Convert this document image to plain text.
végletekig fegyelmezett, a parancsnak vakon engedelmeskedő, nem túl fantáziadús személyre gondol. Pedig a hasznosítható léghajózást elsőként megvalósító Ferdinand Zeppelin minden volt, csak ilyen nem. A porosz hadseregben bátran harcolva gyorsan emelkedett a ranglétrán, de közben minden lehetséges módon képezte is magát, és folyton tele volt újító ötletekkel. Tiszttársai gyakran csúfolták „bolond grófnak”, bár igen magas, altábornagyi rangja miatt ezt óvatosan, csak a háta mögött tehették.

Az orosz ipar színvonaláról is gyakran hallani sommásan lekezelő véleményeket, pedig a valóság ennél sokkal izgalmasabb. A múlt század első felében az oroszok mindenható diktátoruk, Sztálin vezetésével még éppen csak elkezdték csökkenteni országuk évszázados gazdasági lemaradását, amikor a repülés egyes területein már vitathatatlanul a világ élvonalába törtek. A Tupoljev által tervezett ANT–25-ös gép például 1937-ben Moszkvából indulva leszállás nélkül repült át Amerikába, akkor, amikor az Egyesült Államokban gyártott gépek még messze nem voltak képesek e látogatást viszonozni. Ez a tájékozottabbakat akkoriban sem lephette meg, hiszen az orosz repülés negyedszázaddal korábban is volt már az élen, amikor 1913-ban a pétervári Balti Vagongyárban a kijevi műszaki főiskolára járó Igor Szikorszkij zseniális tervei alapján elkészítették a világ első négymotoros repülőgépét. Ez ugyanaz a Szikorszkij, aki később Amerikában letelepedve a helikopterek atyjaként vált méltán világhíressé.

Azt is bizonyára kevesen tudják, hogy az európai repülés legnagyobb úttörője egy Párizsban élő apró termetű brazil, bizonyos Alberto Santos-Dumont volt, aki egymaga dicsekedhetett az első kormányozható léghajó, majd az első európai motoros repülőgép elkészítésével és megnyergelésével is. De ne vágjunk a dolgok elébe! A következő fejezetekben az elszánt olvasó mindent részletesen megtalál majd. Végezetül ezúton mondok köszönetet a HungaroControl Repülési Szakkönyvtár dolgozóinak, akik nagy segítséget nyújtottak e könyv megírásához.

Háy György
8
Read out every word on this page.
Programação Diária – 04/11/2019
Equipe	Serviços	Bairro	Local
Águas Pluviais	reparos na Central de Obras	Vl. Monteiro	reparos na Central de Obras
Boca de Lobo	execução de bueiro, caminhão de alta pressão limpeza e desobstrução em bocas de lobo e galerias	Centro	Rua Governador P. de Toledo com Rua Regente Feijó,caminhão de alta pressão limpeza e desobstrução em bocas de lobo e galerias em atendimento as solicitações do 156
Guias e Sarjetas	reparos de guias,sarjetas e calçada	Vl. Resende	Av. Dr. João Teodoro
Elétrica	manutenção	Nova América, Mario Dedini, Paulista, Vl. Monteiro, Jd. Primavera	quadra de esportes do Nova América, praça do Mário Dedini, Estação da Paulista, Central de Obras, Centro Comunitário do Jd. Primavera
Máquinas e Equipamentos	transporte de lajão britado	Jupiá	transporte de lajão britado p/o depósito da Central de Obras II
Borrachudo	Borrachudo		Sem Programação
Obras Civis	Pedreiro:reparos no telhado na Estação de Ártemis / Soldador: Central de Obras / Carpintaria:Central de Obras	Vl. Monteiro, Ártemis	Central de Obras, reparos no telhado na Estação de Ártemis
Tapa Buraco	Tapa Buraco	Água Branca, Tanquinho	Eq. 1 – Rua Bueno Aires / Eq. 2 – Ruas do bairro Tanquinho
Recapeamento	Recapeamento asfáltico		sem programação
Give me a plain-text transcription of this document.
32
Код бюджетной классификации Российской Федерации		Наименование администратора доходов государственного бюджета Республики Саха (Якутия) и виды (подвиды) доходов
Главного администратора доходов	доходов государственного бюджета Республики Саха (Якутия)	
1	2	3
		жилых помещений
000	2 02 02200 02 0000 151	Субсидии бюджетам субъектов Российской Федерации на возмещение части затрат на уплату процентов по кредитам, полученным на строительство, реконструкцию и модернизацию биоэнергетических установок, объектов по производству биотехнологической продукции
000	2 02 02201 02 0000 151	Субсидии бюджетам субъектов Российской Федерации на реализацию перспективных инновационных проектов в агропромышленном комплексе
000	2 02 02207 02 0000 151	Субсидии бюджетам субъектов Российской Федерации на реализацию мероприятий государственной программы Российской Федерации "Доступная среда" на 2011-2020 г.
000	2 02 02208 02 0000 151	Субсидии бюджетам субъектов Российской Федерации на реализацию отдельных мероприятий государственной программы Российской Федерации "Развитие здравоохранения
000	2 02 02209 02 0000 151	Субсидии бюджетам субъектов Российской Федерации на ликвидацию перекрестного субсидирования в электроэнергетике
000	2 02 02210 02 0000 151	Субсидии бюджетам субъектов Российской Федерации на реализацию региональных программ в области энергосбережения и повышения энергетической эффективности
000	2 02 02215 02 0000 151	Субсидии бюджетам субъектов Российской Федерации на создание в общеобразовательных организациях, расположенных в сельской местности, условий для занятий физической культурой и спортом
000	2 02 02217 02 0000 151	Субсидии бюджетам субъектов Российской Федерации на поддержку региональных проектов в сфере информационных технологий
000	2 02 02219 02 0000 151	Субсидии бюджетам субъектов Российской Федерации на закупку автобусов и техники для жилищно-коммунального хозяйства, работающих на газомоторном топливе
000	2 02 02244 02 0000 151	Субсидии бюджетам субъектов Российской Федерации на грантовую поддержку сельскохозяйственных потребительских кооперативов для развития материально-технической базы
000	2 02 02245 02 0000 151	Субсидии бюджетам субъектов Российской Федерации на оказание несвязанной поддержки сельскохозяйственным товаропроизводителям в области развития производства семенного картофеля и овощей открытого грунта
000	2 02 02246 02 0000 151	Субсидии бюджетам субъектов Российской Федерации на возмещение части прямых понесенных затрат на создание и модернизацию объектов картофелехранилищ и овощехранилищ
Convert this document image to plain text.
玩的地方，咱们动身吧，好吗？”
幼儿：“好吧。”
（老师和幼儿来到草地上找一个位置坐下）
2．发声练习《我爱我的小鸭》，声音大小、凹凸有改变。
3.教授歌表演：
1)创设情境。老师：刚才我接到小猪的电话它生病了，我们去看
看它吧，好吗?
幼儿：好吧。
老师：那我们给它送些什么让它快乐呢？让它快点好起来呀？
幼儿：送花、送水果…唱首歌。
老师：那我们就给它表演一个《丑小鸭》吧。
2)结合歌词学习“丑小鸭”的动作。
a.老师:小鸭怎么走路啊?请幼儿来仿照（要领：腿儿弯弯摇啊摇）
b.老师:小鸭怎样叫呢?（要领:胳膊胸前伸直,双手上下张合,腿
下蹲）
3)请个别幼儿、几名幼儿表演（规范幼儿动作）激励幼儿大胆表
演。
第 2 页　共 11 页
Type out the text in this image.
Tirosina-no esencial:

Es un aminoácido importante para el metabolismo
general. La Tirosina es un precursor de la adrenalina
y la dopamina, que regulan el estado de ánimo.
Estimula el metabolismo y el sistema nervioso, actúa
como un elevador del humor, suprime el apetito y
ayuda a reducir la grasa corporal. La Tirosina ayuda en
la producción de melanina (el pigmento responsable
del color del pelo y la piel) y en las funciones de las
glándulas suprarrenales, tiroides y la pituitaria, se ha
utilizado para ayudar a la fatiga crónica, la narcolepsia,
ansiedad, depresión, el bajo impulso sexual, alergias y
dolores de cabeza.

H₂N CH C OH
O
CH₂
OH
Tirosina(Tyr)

——

* [REQUIREMENTS] Where a line holds "проектов", copy it out.

* [FINAL RESULT]
000	2 02 02201 02 0000 151	Субсидии бюджетам субъектов Российской Федерации на реализацию перспективных инновационных проектов в агропромышленном комплексе
000	2 02 02217 02 0000 151	Субсидии бюджетам субъектов Российской Федерации на поддержку региональных проектов в сфере информационных технологий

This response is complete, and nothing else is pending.